Your objective: All records below must be retyped exactly.

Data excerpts
>>>>>

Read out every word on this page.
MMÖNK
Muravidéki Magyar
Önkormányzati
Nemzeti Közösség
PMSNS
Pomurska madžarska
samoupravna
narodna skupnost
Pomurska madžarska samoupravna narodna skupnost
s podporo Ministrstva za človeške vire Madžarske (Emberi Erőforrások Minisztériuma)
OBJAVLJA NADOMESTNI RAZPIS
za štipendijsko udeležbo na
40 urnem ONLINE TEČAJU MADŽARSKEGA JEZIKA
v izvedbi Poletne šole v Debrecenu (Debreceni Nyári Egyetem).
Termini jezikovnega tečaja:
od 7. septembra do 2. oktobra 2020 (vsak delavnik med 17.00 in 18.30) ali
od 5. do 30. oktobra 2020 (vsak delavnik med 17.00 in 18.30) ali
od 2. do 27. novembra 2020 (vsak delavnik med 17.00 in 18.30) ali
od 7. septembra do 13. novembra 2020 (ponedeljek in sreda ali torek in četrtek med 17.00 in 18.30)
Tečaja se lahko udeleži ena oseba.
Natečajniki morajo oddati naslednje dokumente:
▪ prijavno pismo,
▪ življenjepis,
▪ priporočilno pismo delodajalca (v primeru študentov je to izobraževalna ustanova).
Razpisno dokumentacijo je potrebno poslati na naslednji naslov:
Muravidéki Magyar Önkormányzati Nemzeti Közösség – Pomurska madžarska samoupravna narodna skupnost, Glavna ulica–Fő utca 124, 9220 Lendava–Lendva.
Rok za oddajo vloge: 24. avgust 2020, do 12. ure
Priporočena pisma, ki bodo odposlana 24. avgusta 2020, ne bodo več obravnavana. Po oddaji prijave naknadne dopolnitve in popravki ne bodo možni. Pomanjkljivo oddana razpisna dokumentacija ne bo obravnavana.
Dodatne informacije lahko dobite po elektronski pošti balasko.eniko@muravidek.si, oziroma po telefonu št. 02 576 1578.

<<<<<

Written response:
Read out every word on this page.
MMÖNK
Muravidéki Magyar
Önkormányzati
Nemzeti Közösség
PMSNS
Pomurska madžarska
samoupravna
narodna skupnost
Pomurska madžarska samoupravna narodna skupnost
s podporo Ministrstva za človeške vire Madžarske (Emberi Erőforrások Minisztériuma)
OBJAVLJA NADOMESTNI RAZPIS
za štipendijsko udeležbo na
40 urnem ONLINE TEČAJU MADŽARSKEGA JEZIKA
v izvedbi Poletne šole v Debrecenu (Debreceni Nyári Egyetem).
Termini jezikovnega tečaja:
od 7. septembra do 2. oktobra 2020 (vsak delavnik med 17.00 in 18.30) ali
od 5. do 30. oktobra 2020 (vsak delavnik med 17.00 in 18.30) ali
od 2. do 27. novembra 2020 (vsak delavnik med 17.00 in 18.30) ali
od 7. septembra do 13. novembra 2020 (ponedeljek in sreda ali torek in četrtek med 17.00 in 18.30)
Tečaja se lahko udeleži ena oseba.
Natečajniki morajo oddati naslednje dokumente:
▪ prijavno pismo,
▪ življenjepis,
▪ priporočilno pismo delodajalca (v primeru študentov je to izobraževalna ustanova).
Razpisno dokumentacijo je potrebno poslati na naslednji naslov:
Muravidéki Magyar Önkormányzati Nemzeti Közösség – Pomurska madžarska samoupravna narodna skupnost, Glavna ulica–Fő utca 124, 9220 Lendava–Lendva.
Rok za oddajo vloge: 24. avgust 2020, do 12. ure
Priporočena pisma, ki bodo odposlana 24. avgusta 2020, ne bodo več obravnavana. Po oddaji prijave naknadne dopolnitve in popravki ne bodo možni. Pomanjkljivo oddana razpisna dokumentacija ne bo obravnavana.
Dodatne informacije lahko dobite po elektronski pošti balasko.eniko@muravidek.si, oziroma po telefonu št. 02 576 1578.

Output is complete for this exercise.